▶ OBIETTIVO
Riproduci tutte le righe seguenti senza alcuna modifica.

▶ DATI DA ELABORARE

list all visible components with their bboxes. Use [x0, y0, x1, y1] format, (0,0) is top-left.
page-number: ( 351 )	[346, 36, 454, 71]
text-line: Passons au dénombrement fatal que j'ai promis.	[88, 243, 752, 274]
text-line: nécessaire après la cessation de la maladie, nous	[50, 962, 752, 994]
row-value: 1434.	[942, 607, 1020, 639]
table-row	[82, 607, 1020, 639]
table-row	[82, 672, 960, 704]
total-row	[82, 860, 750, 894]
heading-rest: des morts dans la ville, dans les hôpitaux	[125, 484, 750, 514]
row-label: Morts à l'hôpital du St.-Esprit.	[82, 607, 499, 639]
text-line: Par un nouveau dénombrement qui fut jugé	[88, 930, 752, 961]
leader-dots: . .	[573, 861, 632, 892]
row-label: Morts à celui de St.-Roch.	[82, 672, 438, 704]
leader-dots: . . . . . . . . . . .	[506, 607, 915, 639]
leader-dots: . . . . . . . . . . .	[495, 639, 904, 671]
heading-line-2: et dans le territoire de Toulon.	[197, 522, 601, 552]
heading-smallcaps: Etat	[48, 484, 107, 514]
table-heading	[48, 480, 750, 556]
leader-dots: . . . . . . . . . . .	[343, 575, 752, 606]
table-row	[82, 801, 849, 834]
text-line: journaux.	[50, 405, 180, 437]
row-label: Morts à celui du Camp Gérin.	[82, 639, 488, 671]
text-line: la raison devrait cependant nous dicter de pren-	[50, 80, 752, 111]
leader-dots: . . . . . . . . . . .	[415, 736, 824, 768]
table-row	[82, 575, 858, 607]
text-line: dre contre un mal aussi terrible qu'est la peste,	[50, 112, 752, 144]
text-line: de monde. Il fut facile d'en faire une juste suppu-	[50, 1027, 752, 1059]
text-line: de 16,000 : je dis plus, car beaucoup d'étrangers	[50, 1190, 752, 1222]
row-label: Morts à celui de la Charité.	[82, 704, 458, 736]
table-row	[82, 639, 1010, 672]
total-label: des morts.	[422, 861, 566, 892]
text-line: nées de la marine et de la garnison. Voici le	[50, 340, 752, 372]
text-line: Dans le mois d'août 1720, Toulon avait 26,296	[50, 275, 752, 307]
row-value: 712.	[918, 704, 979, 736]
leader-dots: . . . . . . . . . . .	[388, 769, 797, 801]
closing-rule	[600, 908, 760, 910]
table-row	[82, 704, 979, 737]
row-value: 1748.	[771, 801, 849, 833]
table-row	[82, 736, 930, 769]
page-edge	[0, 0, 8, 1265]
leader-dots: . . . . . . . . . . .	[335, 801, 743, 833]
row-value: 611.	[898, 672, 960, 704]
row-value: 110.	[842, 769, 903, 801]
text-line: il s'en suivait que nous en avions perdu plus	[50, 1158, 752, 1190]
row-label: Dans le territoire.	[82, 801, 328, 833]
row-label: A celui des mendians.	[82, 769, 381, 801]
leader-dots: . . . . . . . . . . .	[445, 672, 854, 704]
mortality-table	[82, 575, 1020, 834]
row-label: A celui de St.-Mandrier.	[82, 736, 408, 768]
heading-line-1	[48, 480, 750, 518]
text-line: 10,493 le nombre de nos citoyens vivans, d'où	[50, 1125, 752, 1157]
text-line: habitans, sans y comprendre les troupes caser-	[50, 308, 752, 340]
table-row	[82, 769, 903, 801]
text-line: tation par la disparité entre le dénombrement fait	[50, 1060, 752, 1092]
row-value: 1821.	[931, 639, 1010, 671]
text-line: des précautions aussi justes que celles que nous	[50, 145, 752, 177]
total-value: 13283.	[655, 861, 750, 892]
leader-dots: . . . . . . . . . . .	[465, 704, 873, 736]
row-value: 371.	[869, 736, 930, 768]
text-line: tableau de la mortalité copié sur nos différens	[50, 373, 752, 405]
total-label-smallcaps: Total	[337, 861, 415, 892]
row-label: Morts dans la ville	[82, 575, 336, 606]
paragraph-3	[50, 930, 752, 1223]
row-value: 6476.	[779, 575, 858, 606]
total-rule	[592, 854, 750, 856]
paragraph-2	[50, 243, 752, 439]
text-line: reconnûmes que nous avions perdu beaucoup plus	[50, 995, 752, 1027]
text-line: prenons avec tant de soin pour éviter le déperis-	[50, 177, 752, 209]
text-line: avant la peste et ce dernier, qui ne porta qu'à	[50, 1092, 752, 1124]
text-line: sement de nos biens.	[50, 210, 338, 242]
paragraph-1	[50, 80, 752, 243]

▶ RISULTATO
list all visible components with their bboxes. Use [x0, y0, x1, y1] format, (0,0) is top-left.
page-number: ( 351 )	[346, 36, 454, 71]
text-line: Passons au dénombrement fatal que j'ai promis.	[88, 243, 752, 274]
text-line: nécessaire après la cessation de la maladie, nous	[50, 962, 752, 994]
row-value: 1434.	[942, 607, 1020, 639]
table-row	[82, 607, 1020, 639]
table-row	[82, 672, 960, 704]
total-row	[82, 860, 750, 894]
heading-rest: des morts dans la ville, dans les hôpitaux	[125, 484, 750, 514]
row-label: Morts à l'hôpital du St.-Esprit.	[82, 607, 499, 639]
text-line: Par un nouveau dénombrement qui fut jugé	[88, 930, 752, 961]
leader-dots: . .	[573, 861, 632, 892]
row-label: Morts à celui de St.-Roch.	[82, 672, 438, 704]
leader-dots: . . . . . . . . . . .	[506, 607, 915, 639]
leader-dots: . . . . . . . . . . .	[495, 639, 904, 671]
heading-line-2: et dans le territoire de Toulon.	[197, 522, 601, 552]
heading-smallcaps: Etat	[48, 484, 107, 514]
table-heading	[48, 480, 750, 556]
leader-dots: . . . . . . . . . . .	[343, 575, 752, 606]
table-row	[82, 801, 849, 834]
text-line: journaux.	[50, 405, 180, 437]
row-label: Morts à celui du Camp Gérin.	[82, 639, 488, 671]
text-line: la raison devrait cependant nous dicter de pren-	[50, 80, 752, 111]
leader-dots: . . . . . . . . . . .	[415, 736, 824, 768]
table-row	[82, 575, 858, 607]
text-line: dre contre un mal aussi terrible qu'est la peste,	[50, 112, 752, 144]
text-line: de monde. Il fut facile d'en faire une juste suppu-	[50, 1027, 752, 1059]
text-line: de 16,000 : je dis plus, car beaucoup d'étrangers	[50, 1190, 752, 1222]
row-label: Morts à celui de la Charité.	[82, 704, 458, 736]
table-row	[82, 639, 1010, 672]
total-label: des morts.	[422, 861, 566, 892]
text-line: nées de la marine et de la garnison. Voici le	[50, 340, 752, 372]
text-line: Dans le mois d'août 1720, Toulon avait 26,296	[50, 275, 752, 307]
row-value: 712.	[918, 704, 979, 736]
leader-dots: . . . . . . . . . . .	[388, 769, 797, 801]
closing-rule	[600, 908, 760, 910]
table-row	[82, 704, 979, 737]
row-value: 1748.	[771, 801, 849, 833]
table-row	[82, 736, 930, 769]
page-edge	[0, 0, 8, 1265]
leader-dots: . . . . . . . . . . .	[335, 801, 743, 833]
row-value: 611.	[898, 672, 960, 704]
row-value: 110.	[842, 769, 903, 801]
text-line: il s'en suivait que nous en avions perdu plus	[50, 1158, 752, 1190]
row-label: Dans le territoire.	[82, 801, 328, 833]
row-label: A celui des mendians.	[82, 769, 381, 801]
leader-dots: . . . . . . . . . . .	[445, 672, 854, 704]
mortality-table	[82, 575, 1020, 834]
row-label: A celui de St.-Mandrier.	[82, 736, 408, 768]
heading-line-1	[48, 480, 750, 518]
text-line: 10,493 le nombre de nos citoyens vivans, d'où	[50, 1125, 752, 1157]
text-line: habitans, sans y comprendre les troupes caser-	[50, 308, 752, 340]
table-row	[82, 769, 903, 801]
text-line: tation par la disparité entre le dénombrement fait	[50, 1060, 752, 1092]
row-value: 1821.	[931, 639, 1010, 671]
text-line: des précautions aussi justes que celles que nous	[50, 145, 752, 177]
total-value: 13283.	[655, 861, 750, 892]
leader-dots: . . . . . . . . . . .	[465, 704, 873, 736]
row-value: 371.	[869, 736, 930, 768]
text-line: tableau de la mortalité copié sur nos différens	[50, 373, 752, 405]
total-label-smallcaps: Total	[337, 861, 415, 892]
row-label: Morts dans la ville	[82, 575, 336, 606]
paragraph-3	[50, 930, 752, 1223]
row-value: 6476.	[779, 575, 858, 606]
total-rule	[592, 854, 750, 856]
paragraph-2	[50, 243, 752, 439]
text-line: reconnûmes que nous avions perdu beaucoup plus	[50, 995, 752, 1027]
text-line: prenons avec tant de soin pour éviter le déperis-	[50, 177, 752, 209]
text-line: avant la peste et ce dernier, qui ne porta qu'à	[50, 1092, 752, 1124]
text-line: sement de nos biens.	[50, 210, 338, 242]
paragraph-1	[50, 80, 752, 243]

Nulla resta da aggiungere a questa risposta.